**Task objective**
Return every line below in which "Forecast" appears.

BEGIN Records for processing

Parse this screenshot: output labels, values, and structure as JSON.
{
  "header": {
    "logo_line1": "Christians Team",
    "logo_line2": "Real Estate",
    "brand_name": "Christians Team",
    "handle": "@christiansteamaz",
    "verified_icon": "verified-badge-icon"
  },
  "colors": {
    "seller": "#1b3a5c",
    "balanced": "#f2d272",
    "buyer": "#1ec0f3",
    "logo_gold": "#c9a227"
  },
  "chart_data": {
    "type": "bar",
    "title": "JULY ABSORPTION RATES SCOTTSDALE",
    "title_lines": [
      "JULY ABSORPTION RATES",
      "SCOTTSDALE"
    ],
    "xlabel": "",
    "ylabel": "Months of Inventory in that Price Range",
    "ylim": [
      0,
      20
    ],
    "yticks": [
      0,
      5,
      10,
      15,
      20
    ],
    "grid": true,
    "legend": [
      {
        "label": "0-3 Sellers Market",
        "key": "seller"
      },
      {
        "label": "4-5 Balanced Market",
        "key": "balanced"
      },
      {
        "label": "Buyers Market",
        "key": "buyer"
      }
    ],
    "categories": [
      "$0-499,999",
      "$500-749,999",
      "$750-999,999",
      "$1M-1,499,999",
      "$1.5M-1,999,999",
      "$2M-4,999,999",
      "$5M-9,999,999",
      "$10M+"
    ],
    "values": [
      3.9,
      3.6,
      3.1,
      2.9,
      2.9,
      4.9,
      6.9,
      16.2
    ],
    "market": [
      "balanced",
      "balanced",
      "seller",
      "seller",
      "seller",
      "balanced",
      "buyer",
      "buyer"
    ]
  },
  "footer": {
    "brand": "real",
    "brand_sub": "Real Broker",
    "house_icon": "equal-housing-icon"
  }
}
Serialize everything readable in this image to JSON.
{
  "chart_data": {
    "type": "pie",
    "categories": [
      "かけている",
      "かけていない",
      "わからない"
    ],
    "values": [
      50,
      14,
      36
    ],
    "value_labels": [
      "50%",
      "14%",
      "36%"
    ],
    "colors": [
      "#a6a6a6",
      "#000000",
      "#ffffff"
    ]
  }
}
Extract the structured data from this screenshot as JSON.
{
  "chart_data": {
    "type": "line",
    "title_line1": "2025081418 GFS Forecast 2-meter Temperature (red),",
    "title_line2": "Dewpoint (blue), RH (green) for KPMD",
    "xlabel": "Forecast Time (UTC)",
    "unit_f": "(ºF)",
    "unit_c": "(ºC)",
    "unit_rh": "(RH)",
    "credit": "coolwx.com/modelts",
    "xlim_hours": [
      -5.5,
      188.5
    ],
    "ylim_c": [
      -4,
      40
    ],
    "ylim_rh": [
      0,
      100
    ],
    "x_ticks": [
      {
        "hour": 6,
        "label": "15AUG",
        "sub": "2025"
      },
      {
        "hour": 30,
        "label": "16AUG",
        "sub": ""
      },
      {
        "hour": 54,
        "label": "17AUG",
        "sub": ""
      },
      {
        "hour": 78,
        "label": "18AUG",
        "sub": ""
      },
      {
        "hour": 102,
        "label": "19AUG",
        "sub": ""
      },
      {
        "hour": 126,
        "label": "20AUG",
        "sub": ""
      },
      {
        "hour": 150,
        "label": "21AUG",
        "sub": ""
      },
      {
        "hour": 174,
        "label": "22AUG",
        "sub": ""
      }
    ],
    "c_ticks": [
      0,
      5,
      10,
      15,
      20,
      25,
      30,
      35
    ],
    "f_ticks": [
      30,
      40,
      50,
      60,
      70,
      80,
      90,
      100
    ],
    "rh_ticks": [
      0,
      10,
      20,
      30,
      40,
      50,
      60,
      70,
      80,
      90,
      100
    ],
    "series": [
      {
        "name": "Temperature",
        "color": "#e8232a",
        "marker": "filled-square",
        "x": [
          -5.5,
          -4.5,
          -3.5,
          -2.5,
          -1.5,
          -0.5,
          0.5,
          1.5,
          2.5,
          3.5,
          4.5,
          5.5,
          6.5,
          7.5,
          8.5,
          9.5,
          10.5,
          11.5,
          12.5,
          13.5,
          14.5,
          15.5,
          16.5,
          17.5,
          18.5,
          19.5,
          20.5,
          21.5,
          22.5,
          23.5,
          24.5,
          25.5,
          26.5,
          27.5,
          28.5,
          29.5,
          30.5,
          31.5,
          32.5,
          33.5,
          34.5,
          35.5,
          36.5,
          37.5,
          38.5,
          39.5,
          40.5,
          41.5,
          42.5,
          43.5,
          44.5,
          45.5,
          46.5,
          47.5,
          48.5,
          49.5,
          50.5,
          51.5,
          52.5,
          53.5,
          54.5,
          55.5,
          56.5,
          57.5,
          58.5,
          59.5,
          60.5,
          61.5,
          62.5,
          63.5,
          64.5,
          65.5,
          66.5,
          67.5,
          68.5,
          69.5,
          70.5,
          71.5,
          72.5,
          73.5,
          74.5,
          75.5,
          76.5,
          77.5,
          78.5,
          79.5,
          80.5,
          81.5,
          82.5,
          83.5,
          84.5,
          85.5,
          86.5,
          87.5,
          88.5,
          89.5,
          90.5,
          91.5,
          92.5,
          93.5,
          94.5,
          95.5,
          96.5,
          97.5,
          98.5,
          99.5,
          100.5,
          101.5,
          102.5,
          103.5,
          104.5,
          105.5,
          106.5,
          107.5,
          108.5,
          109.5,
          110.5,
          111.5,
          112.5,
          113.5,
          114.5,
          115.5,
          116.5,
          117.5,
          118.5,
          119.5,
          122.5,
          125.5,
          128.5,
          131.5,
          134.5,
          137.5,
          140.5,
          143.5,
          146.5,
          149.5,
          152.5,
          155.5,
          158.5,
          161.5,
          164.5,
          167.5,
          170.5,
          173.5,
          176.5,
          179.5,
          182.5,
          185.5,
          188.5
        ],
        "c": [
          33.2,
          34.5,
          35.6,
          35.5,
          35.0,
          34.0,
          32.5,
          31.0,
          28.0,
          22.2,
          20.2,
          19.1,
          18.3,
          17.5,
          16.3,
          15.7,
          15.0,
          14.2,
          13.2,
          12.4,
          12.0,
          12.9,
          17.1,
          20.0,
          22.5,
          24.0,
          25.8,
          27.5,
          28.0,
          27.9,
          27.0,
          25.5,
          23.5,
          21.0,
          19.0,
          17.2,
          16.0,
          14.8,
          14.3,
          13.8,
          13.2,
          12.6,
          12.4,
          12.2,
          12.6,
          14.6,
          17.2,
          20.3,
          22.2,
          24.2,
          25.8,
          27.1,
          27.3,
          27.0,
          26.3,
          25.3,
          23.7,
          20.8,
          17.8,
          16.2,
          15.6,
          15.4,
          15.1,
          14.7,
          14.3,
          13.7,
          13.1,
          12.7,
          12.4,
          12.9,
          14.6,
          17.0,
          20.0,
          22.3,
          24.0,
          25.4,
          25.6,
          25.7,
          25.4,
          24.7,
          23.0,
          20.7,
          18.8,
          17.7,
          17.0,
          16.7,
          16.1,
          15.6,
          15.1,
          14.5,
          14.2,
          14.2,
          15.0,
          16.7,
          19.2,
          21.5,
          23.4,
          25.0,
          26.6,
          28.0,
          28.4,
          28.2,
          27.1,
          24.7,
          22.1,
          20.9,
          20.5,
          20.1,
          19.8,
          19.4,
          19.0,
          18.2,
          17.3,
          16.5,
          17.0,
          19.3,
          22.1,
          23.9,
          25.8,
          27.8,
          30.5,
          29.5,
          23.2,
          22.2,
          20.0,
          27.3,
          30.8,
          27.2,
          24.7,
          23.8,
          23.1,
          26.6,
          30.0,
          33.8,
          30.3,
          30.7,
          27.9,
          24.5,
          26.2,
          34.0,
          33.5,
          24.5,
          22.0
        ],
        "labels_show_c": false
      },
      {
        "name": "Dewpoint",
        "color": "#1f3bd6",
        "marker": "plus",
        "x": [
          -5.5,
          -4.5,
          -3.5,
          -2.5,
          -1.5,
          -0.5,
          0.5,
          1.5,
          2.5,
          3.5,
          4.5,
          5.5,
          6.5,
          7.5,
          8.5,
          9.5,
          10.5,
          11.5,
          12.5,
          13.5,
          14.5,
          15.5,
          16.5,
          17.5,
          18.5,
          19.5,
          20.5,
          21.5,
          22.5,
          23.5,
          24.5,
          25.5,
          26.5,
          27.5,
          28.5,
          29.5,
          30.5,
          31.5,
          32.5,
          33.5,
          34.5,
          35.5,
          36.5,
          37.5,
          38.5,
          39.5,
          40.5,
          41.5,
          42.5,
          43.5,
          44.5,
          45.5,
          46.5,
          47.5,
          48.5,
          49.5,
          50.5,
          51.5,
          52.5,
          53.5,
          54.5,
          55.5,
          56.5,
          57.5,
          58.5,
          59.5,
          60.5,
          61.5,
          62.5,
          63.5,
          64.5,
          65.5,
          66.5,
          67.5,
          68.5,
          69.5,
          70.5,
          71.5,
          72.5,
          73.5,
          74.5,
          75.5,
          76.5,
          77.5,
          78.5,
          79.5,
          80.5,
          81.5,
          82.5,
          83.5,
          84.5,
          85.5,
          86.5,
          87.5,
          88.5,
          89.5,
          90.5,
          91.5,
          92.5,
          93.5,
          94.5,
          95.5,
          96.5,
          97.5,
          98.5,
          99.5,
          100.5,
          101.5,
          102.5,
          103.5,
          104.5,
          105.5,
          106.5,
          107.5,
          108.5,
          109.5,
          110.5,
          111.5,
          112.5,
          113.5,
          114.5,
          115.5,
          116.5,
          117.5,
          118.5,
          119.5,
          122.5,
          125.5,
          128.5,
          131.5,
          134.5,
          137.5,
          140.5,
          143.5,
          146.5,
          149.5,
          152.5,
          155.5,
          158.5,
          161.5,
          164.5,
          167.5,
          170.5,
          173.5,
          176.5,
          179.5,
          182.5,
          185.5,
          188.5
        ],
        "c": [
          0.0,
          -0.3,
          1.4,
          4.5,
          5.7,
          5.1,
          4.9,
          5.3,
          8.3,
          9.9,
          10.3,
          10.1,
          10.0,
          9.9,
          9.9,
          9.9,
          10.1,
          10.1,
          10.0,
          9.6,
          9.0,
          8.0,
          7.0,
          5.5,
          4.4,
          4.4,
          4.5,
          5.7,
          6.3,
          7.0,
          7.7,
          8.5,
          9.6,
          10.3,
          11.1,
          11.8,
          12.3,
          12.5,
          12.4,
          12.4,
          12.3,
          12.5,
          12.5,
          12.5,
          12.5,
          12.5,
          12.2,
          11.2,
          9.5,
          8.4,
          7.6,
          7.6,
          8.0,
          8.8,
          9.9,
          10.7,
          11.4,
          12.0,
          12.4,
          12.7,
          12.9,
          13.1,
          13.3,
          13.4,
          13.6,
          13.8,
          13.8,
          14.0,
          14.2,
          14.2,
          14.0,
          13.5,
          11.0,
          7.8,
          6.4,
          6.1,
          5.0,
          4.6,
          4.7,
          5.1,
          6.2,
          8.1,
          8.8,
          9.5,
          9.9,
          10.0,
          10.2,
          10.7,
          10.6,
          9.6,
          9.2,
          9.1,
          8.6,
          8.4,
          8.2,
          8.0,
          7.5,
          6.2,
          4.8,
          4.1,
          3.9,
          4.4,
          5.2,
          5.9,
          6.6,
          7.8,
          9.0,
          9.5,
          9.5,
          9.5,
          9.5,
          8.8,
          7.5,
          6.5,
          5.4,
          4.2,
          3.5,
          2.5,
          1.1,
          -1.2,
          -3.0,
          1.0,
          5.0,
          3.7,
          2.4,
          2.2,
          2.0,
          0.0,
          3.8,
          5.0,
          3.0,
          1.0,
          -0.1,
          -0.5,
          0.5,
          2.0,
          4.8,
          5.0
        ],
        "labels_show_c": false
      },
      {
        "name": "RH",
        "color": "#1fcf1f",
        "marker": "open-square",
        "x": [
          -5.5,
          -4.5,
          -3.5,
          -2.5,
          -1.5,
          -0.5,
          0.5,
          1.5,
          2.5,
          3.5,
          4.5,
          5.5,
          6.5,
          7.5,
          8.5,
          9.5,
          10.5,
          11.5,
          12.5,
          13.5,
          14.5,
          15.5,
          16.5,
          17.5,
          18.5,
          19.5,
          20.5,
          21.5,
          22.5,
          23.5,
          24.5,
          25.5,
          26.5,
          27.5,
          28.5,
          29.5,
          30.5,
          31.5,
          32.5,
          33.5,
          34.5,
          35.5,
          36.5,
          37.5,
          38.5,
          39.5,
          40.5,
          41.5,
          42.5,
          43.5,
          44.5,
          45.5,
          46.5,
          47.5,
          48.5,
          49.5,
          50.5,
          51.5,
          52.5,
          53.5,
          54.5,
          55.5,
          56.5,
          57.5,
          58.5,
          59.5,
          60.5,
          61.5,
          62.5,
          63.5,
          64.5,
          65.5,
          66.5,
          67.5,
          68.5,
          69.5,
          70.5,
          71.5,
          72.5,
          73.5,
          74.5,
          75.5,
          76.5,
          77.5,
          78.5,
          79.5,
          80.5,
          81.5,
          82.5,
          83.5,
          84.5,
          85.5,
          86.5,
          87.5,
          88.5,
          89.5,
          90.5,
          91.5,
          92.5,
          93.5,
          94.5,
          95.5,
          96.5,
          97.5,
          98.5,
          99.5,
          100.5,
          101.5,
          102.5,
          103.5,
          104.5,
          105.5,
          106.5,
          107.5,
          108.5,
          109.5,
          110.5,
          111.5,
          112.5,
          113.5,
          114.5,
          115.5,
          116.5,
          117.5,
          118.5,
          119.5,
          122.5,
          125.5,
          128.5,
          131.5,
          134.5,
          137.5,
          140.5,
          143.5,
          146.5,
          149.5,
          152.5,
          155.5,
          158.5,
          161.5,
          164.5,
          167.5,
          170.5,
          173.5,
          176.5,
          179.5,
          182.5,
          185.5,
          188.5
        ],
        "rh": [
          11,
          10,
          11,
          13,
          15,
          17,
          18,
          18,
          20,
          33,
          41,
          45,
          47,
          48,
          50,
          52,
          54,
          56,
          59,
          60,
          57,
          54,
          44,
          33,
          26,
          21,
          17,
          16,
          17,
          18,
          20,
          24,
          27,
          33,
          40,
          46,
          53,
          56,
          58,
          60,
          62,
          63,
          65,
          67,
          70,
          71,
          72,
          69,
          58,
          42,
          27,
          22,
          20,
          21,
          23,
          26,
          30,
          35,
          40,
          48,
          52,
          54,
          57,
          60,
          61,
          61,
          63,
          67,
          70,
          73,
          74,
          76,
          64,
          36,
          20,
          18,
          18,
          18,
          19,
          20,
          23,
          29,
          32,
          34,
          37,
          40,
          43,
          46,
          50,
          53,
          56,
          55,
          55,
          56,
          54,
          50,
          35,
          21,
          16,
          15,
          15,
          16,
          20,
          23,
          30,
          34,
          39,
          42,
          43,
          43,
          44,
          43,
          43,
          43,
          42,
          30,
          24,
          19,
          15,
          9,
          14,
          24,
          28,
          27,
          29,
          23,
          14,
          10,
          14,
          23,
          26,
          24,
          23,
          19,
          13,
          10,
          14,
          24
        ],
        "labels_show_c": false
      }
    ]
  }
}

END Records for processing

**Exercise answer**
    "title_line1": "2025081418 GFS Forecast 2-meter Temperature (red),",
    "xlabel": "Forecast Time (UTC)",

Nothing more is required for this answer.